** MATERIAL PROVIDED **

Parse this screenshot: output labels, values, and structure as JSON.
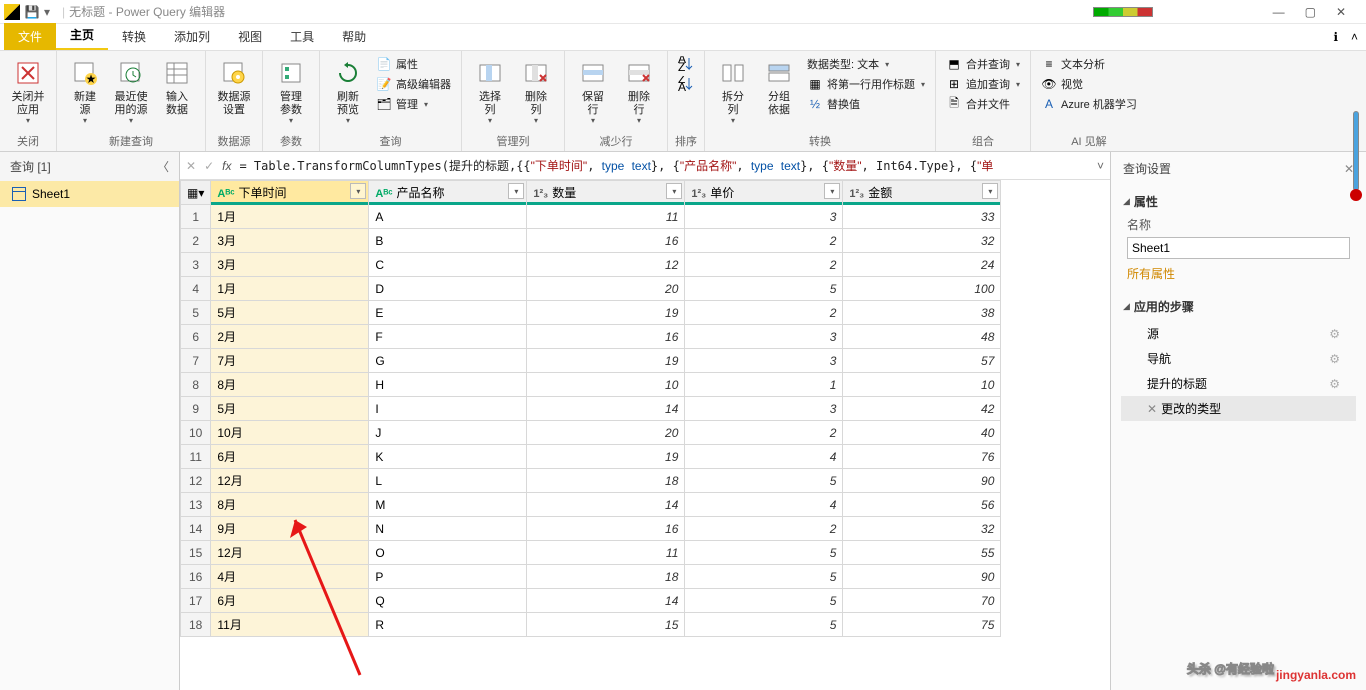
{
  "window": {
    "title": "无标题 - Power Query 编辑器"
  },
  "tabs": {
    "file": "文件",
    "home": "主页",
    "transform": "转换",
    "add": "添加列",
    "view": "视图",
    "tools": "工具",
    "help": "帮助"
  },
  "ribbon": {
    "close": {
      "label": "关闭并\n应用",
      "group": "关闭"
    },
    "new_query": {
      "new_source": "新建\n源",
      "recent": "最近使\n用的源",
      "enter": "输入\n数据",
      "group": "新建查询"
    },
    "data_source": {
      "settings": "数据源\n设置",
      "group": "数据源"
    },
    "params": {
      "manage": "管理\n参数",
      "group": "参数"
    },
    "query": {
      "refresh": "刷新\n预览",
      "props": "属性",
      "adv": "高级编辑器",
      "mng": "管理",
      "group": "查询"
    },
    "manage_cols": {
      "choose": "选择\n列",
      "remove": "删除\n列",
      "group": "管理列"
    },
    "reduce": {
      "keep": "保留\n行",
      "remove": "删除\n行",
      "group": "减少行"
    },
    "sort": {
      "group": "排序"
    },
    "trans": {
      "split": "拆分\n列",
      "group_by": "分组\n依据",
      "dtype": "数据类型: 文本",
      "first_row": "将第一行用作标题",
      "replace": "替换值",
      "group": "转换"
    },
    "combine": {
      "merge": "合并查询",
      "append": "追加查询",
      "files": "合并文件",
      "group": "组合"
    },
    "ai": {
      "text": "文本分析",
      "vision": "视觉",
      "azure": "Azure 机器学习",
      "group": "AI 见解"
    }
  },
  "left": {
    "head": "查询 [1]",
    "item1": "Sheet1"
  },
  "formula": {
    "raw": "= Table.TransformColumnTypes(提升的标题,{{\"下单时间\", type text}, {\"产品名称\", type text}, {\"数量\", Int64.Type}, {\"单",
    "parts": [
      "= Table.TransformColumnTypes(提升的标题,{{",
      "\"下单时间\"",
      ", ",
      "type",
      " ",
      "text",
      "}, {",
      "\"产品名称\"",
      ", ",
      "type",
      " ",
      "text",
      "}, {",
      "\"数量\"",
      ", Int64.Type}, {",
      "\"单"
    ]
  },
  "headers": {
    "c1": "下单时间",
    "c2": "产品名称",
    "c3": "数量",
    "c4": "单价",
    "c5": "金额"
  },
  "type_icons": {
    "text": "Aᴮᶜ",
    "num": "1²₃"
  },
  "rows": [
    {
      "n": 1,
      "t": "1月",
      "p": "A",
      "q": 11,
      "u": 3,
      "a": 33
    },
    {
      "n": 2,
      "t": "3月",
      "p": "B",
      "q": 16,
      "u": 2,
      "a": 32
    },
    {
      "n": 3,
      "t": "3月",
      "p": "C",
      "q": 12,
      "u": 2,
      "a": 24
    },
    {
      "n": 4,
      "t": "1月",
      "p": "D",
      "q": 20,
      "u": 5,
      "a": 100
    },
    {
      "n": 5,
      "t": "5月",
      "p": "E",
      "q": 19,
      "u": 2,
      "a": 38
    },
    {
      "n": 6,
      "t": "2月",
      "p": "F",
      "q": 16,
      "u": 3,
      "a": 48
    },
    {
      "n": 7,
      "t": "7月",
      "p": "G",
      "q": 19,
      "u": 3,
      "a": 57
    },
    {
      "n": 8,
      "t": "8月",
      "p": "H",
      "q": 10,
      "u": 1,
      "a": 10
    },
    {
      "n": 9,
      "t": "5月",
      "p": "I",
      "q": 14,
      "u": 3,
      "a": 42
    },
    {
      "n": 10,
      "t": "10月",
      "p": "J",
      "q": 20,
      "u": 2,
      "a": 40
    },
    {
      "n": 11,
      "t": "6月",
      "p": "K",
      "q": 19,
      "u": 4,
      "a": 76
    },
    {
      "n": 12,
      "t": "12月",
      "p": "L",
      "q": 18,
      "u": 5,
      "a": 90
    },
    {
      "n": 13,
      "t": "8月",
      "p": "M",
      "q": 14,
      "u": 4,
      "a": 56
    },
    {
      "n": 14,
      "t": "9月",
      "p": "N",
      "q": 16,
      "u": 2,
      "a": 32
    },
    {
      "n": 15,
      "t": "12月",
      "p": "O",
      "q": 11,
      "u": 5,
      "a": 55
    },
    {
      "n": 16,
      "t": "4月",
      "p": "P",
      "q": 18,
      "u": 5,
      "a": 90
    },
    {
      "n": 17,
      "t": "6月",
      "p": "Q",
      "q": 14,
      "u": 5,
      "a": 70
    },
    {
      "n": 18,
      "t": "11月",
      "p": "R",
      "q": 15,
      "u": 5,
      "a": 75
    }
  ],
  "right": {
    "title": "查询设置",
    "props_h": "属性",
    "name_lbl": "名称",
    "name_val": "Sheet1",
    "all_props": "所有属性",
    "steps_h": "应用的步骤",
    "steps": [
      "源",
      "导航",
      "提升的标题",
      "更改的类型"
    ],
    "selected_step": 3
  },
  "watermark": {
    "txt": "头杀 @有经验啦",
    "sub": "jingyanla.com"
  }
}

** WHAT NEEDS TO BE DONE **
Repeat the data above exactly, but not the pictures.

** THE RESULT **
Parse this screenshot: output labels, values, and structure as JSON.
{
  "window": {
    "title": "无标题 - Power Query 编辑器"
  },
  "tabs": {
    "file": "文件",
    "home": "主页",
    "transform": "转换",
    "add": "添加列",
    "view": "视图",
    "tools": "工具",
    "help": "帮助"
  },
  "ribbon": {
    "close": {
      "label": "关闭并\n应用",
      "group": "关闭"
    },
    "new_query": {
      "new_source": "新建\n源",
      "recent": "最近使\n用的源",
      "enter": "输入\n数据",
      "group": "新建查询"
    },
    "data_source": {
      "settings": "数据源\n设置",
      "group": "数据源"
    },
    "params": {
      "manage": "管理\n参数",
      "group": "参数"
    },
    "query": {
      "refresh": "刷新\n预览",
      "props": "属性",
      "adv": "高级编辑器",
      "mng": "管理",
      "group": "查询"
    },
    "manage_cols": {
      "choose": "选择\n列",
      "remove": "删除\n列",
      "group": "管理列"
    },
    "reduce": {
      "keep": "保留\n行",
      "remove": "删除\n行",
      "group": "减少行"
    },
    "sort": {
      "group": "排序"
    },
    "trans": {
      "split": "拆分\n列",
      "group_by": "分组\n依据",
      "dtype": "数据类型: 文本",
      "first_row": "将第一行用作标题",
      "replace": "替换值",
      "group": "转换"
    },
    "combine": {
      "merge": "合并查询",
      "append": "追加查询",
      "files": "合并文件",
      "group": "组合"
    },
    "ai": {
      "text": "文本分析",
      "vision": "视觉",
      "azure": "Azure 机器学习",
      "group": "AI 见解"
    }
  },
  "left": {
    "head": "查询 [1]",
    "item1": "Sheet1"
  },
  "formula": {
    "raw": "= Table.TransformColumnTypes(提升的标题,{{\"下单时间\", type text}, {\"产品名称\", type text}, {\"数量\", Int64.Type}, {\"单",
    "parts": [
      "= Table.TransformColumnTypes(提升的标题,{{",
      "\"下单时间\"",
      ", ",
      "type",
      " ",
      "text",
      "}, {",
      "\"产品名称\"",
      ", ",
      "type",
      " ",
      "text",
      "}, {",
      "\"数量\"",
      ", Int64.Type}, {",
      "\"单"
    ]
  },
  "headers": {
    "c1": "下单时间",
    "c2": "产品名称",
    "c3": "数量",
    "c4": "单价",
    "c5": "金额"
  },
  "type_icons": {
    "text": "Aᴮᶜ",
    "num": "1²₃"
  },
  "rows": [
    {
      "n": 1,
      "t": "1月",
      "p": "A",
      "q": 11,
      "u": 3,
      "a": 33
    },
    {
      "n": 2,
      "t": "3月",
      "p": "B",
      "q": 16,
      "u": 2,
      "a": 32
    },
    {
      "n": 3,
      "t": "3月",
      "p": "C",
      "q": 12,
      "u": 2,
      "a": 24
    },
    {
      "n": 4,
      "t": "1月",
      "p": "D",
      "q": 20,
      "u": 5,
      "a": 100
    },
    {
      "n": 5,
      "t": "5月",
      "p": "E",
      "q": 19,
      "u": 2,
      "a": 38
    },
    {
      "n": 6,
      "t": "2月",
      "p": "F",
      "q": 16,
      "u": 3,
      "a": 48
    },
    {
      "n": 7,
      "t": "7月",
      "p": "G",
      "q": 19,
      "u": 3,
      "a": 57
    },
    {
      "n": 8,
      "t": "8月",
      "p": "H",
      "q": 10,
      "u": 1,
      "a": 10
    },
    {
      "n": 9,
      "t": "5月",
      "p": "I",
      "q": 14,
      "u": 3,
      "a": 42
    },
    {
      "n": 10,
      "t": "10月",
      "p": "J",
      "q": 20,
      "u": 2,
      "a": 40
    },
    {
      "n": 11,
      "t": "6月",
      "p": "K",
      "q": 19,
      "u": 4,
      "a": 76
    },
    {
      "n": 12,
      "t": "12月",
      "p": "L",
      "q": 18,
      "u": 5,
      "a": 90
    },
    {
      "n": 13,
      "t": "8月",
      "p": "M",
      "q": 14,
      "u": 4,
      "a": 56
    },
    {
      "n": 14,
      "t": "9月",
      "p": "N",
      "q": 16,
      "u": 2,
      "a": 32
    },
    {
      "n": 15,
      "t": "12月",
      "p": "O",
      "q": 11,
      "u": 5,
      "a": 55
    },
    {
      "n": 16,
      "t": "4月",
      "p": "P",
      "q": 18,
      "u": 5,
      "a": 90
    },
    {
      "n": 17,
      "t": "6月",
      "p": "Q",
      "q": 14,
      "u": 5,
      "a": 70
    },
    {
      "n": 18,
      "t": "11月",
      "p": "R",
      "q": 15,
      "u": 5,
      "a": 75
    }
  ],
  "right": {
    "title": "查询设置",
    "props_h": "属性",
    "name_lbl": "名称",
    "name_val": "Sheet1",
    "all_props": "所有属性",
    "steps_h": "应用的步骤",
    "steps": [
      "源",
      "导航",
      "提升的标题",
      "更改的类型"
    ],
    "selected_step": 3
  },
  "watermark": {
    "txt": "头杀 @有经验啦",
    "sub": "jingyanla.com"
  }
}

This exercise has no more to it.